### OBJECTIVE
Your copy of the material must match it exactly, except that pictures are dropped.

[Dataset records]

+-------+

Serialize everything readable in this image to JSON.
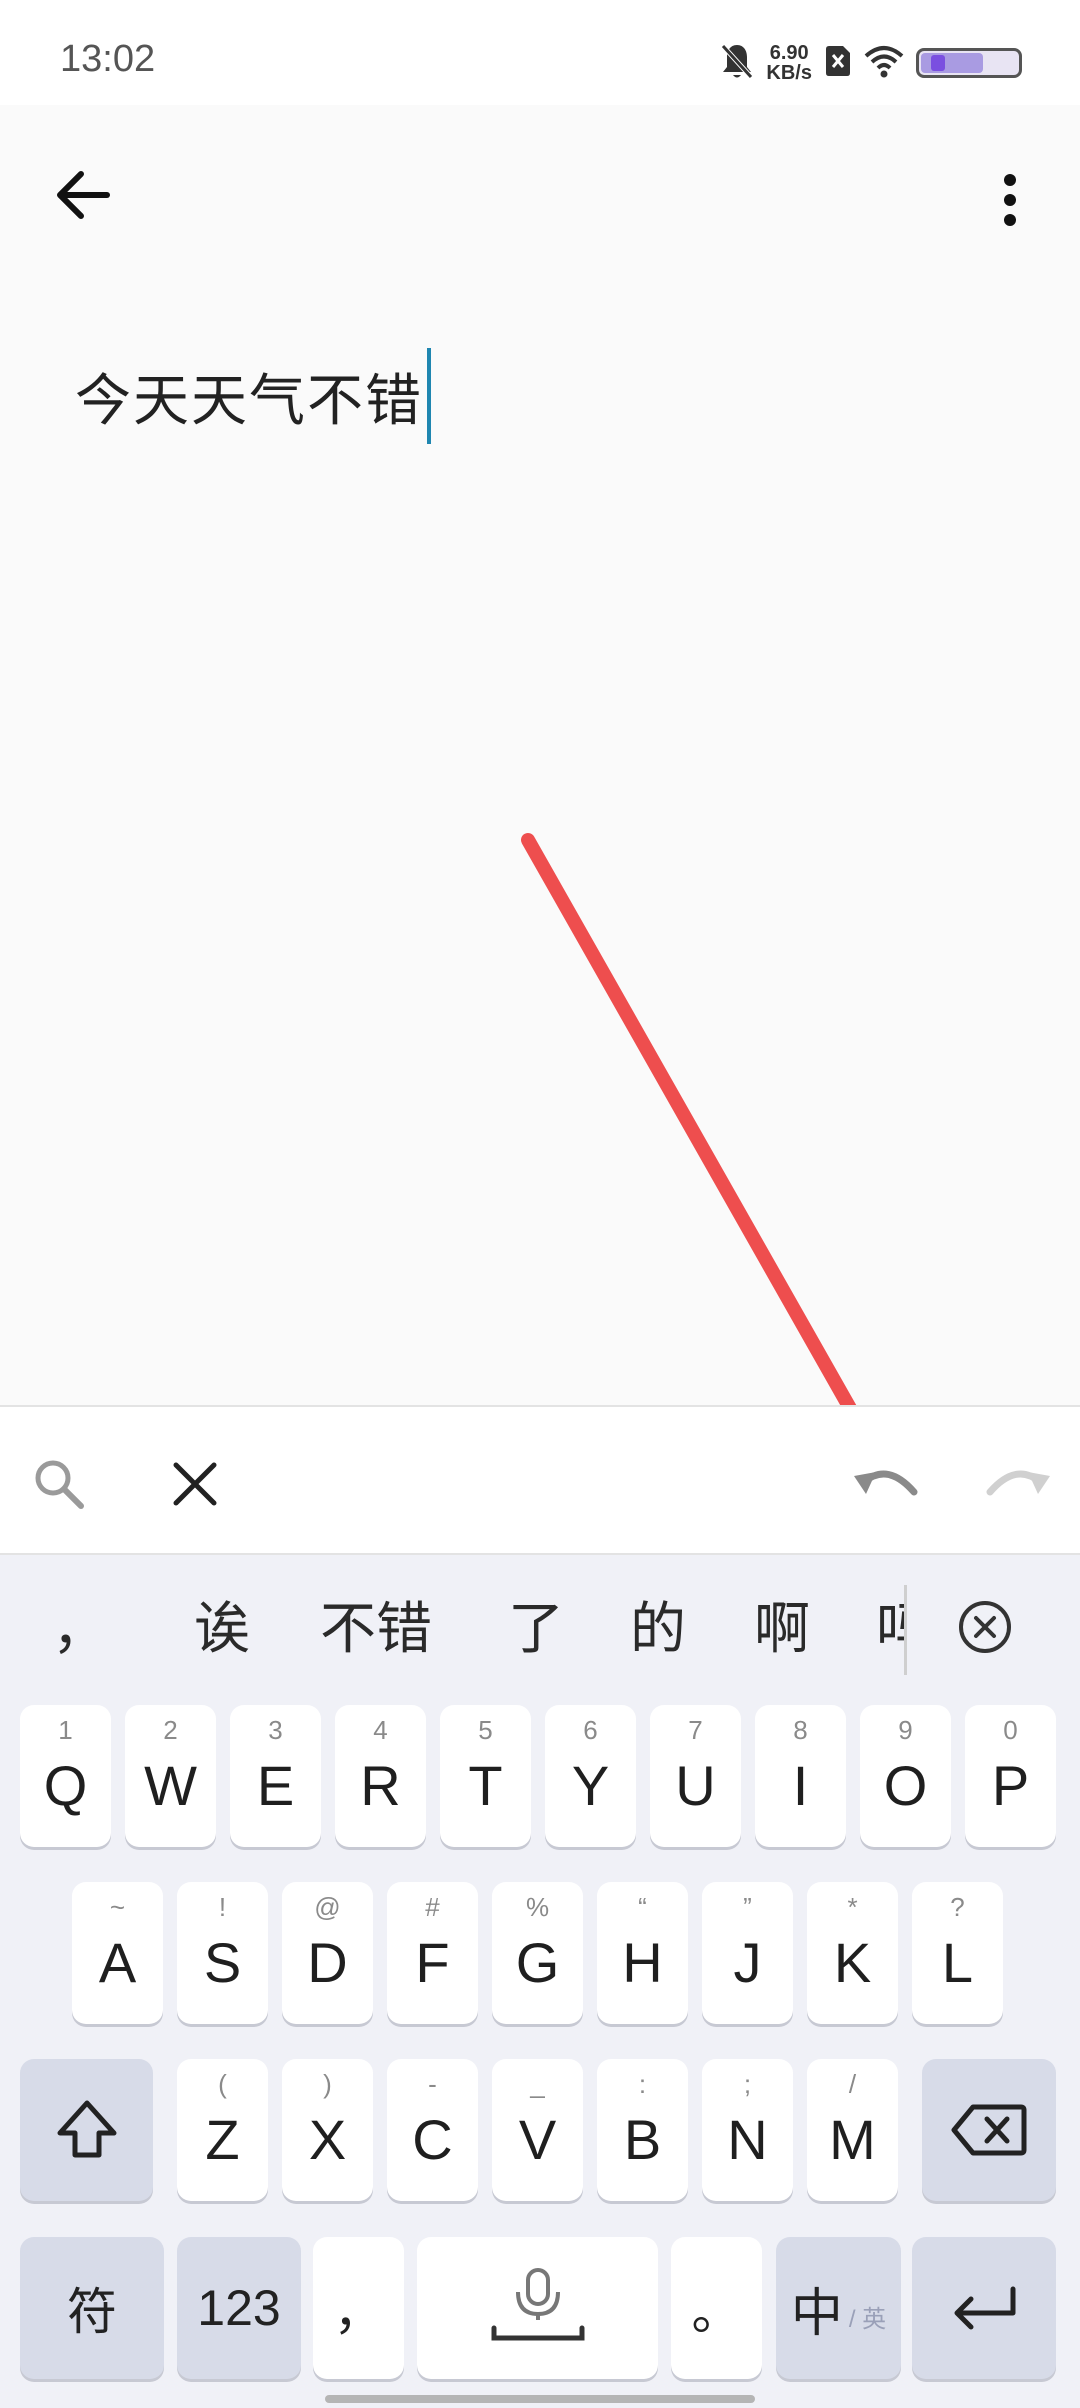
{
  "status_bar": {
    "time": "13:02",
    "net_speed_value": "6.90",
    "net_speed_unit": "KB/s",
    "icons": [
      "bell-mute-icon",
      "no-sim-icon",
      "wifi-icon",
      "battery-icon"
    ],
    "battery_level": 0.65
  },
  "app_bar": {
    "back_icon": "arrow-left-icon",
    "menu_icon": "more-vertical-icon"
  },
  "editor": {
    "text": "今天天气不错"
  },
  "toolbar": {
    "search_icon": "search-icon",
    "clear_icon": "close-icon",
    "undo_icon": "undo-icon",
    "redo_icon": "redo-icon"
  },
  "candidates": {
    "punct": "，",
    "items": [
      "诶",
      "不错",
      "了",
      "的",
      "啊"
    ],
    "partial": "吗",
    "close_icon": "circle-close-icon"
  },
  "keyboard": {
    "row1": [
      {
        "main": "Q",
        "sub": "1"
      },
      {
        "main": "W",
        "sub": "2"
      },
      {
        "main": "E",
        "sub": "3"
      },
      {
        "main": "R",
        "sub": "4"
      },
      {
        "main": "T",
        "sub": "5"
      },
      {
        "main": "Y",
        "sub": "6"
      },
      {
        "main": "U",
        "sub": "7"
      },
      {
        "main": "I",
        "sub": "8"
      },
      {
        "main": "O",
        "sub": "9"
      },
      {
        "main": "P",
        "sub": "0"
      }
    ],
    "row2": [
      {
        "main": "A",
        "sub": "~"
      },
      {
        "main": "S",
        "sub": "!"
      },
      {
        "main": "D",
        "sub": "@"
      },
      {
        "main": "F",
        "sub": "#"
      },
      {
        "main": "G",
        "sub": "%"
      },
      {
        "main": "H",
        "sub": "“"
      },
      {
        "main": "J",
        "sub": "”"
      },
      {
        "main": "K",
        "sub": "*"
      },
      {
        "main": "L",
        "sub": "?"
      }
    ],
    "row3": [
      {
        "main": "Z",
        "sub": "("
      },
      {
        "main": "X",
        "sub": ")"
      },
      {
        "main": "C",
        "sub": "-"
      },
      {
        "main": "V",
        "sub": "_"
      },
      {
        "main": "B",
        "sub": ":"
      },
      {
        "main": "N",
        "sub": ";"
      },
      {
        "main": "M",
        "sub": "/"
      }
    ],
    "symbols_label": "符",
    "numbers_label": "123",
    "comma_label": "，",
    "period_label": "。",
    "lang_main": "中",
    "lang_sub": "/ 英",
    "shift_icon": "shift-icon",
    "backspace_icon": "backspace-icon",
    "mic_icon": "mic-icon",
    "enter_icon": "enter-icon"
  },
  "annotation": {
    "type": "arrow",
    "color": "#ee4e4e",
    "points_to": "undo-button"
  }
}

+-------+

### OUTPUT OF THE EXERCISE
Serialize everything readable in this image to JSON.
{
  "status_bar": {
    "time": "13:02",
    "net_speed_value": "6.90",
    "net_speed_unit": "KB/s",
    "icons": [
      "bell-mute-icon",
      "no-sim-icon",
      "wifi-icon",
      "battery-icon"
    ],
    "battery_level": 0.65
  },
  "app_bar": {
    "back_icon": "arrow-left-icon",
    "menu_icon": "more-vertical-icon"
  },
  "editor": {
    "text": "今天天气不错"
  },
  "toolbar": {
    "search_icon": "search-icon",
    "clear_icon": "close-icon",
    "undo_icon": "undo-icon",
    "redo_icon": "redo-icon"
  },
  "candidates": {
    "punct": "，",
    "items": [
      "诶",
      "不错",
      "了",
      "的",
      "啊"
    ],
    "partial": "吗",
    "close_icon": "circle-close-icon"
  },
  "keyboard": {
    "row1": [
      {
        "main": "Q",
        "sub": "1"
      },
      {
        "main": "W",
        "sub": "2"
      },
      {
        "main": "E",
        "sub": "3"
      },
      {
        "main": "R",
        "sub": "4"
      },
      {
        "main": "T",
        "sub": "5"
      },
      {
        "main": "Y",
        "sub": "6"
      },
      {
        "main": "U",
        "sub": "7"
      },
      {
        "main": "I",
        "sub": "8"
      },
      {
        "main": "O",
        "sub": "9"
      },
      {
        "main": "P",
        "sub": "0"
      }
    ],
    "row2": [
      {
        "main": "A",
        "sub": "~"
      },
      {
        "main": "S",
        "sub": "!"
      },
      {
        "main": "D",
        "sub": "@"
      },
      {
        "main": "F",
        "sub": "#"
      },
      {
        "main": "G",
        "sub": "%"
      },
      {
        "main": "H",
        "sub": "“"
      },
      {
        "main": "J",
        "sub": "”"
      },
      {
        "main": "K",
        "sub": "*"
      },
      {
        "main": "L",
        "sub": "?"
      }
    ],
    "row3": [
      {
        "main": "Z",
        "sub": "("
      },
      {
        "main": "X",
        "sub": ")"
      },
      {
        "main": "C",
        "sub": "-"
      },
      {
        "main": "V",
        "sub": "_"
      },
      {
        "main": "B",
        "sub": ":"
      },
      {
        "main": "N",
        "sub": ";"
      },
      {
        "main": "M",
        "sub": "/"
      }
    ],
    "symbols_label": "符",
    "numbers_label": "123",
    "comma_label": "，",
    "period_label": "。",
    "lang_main": "中",
    "lang_sub": "/ 英",
    "shift_icon": "shift-icon",
    "backspace_icon": "backspace-icon",
    "mic_icon": "mic-icon",
    "enter_icon": "enter-icon"
  },
  "annotation": {
    "type": "arrow",
    "color": "#ee4e4e",
    "points_to": "undo-button"
  }
}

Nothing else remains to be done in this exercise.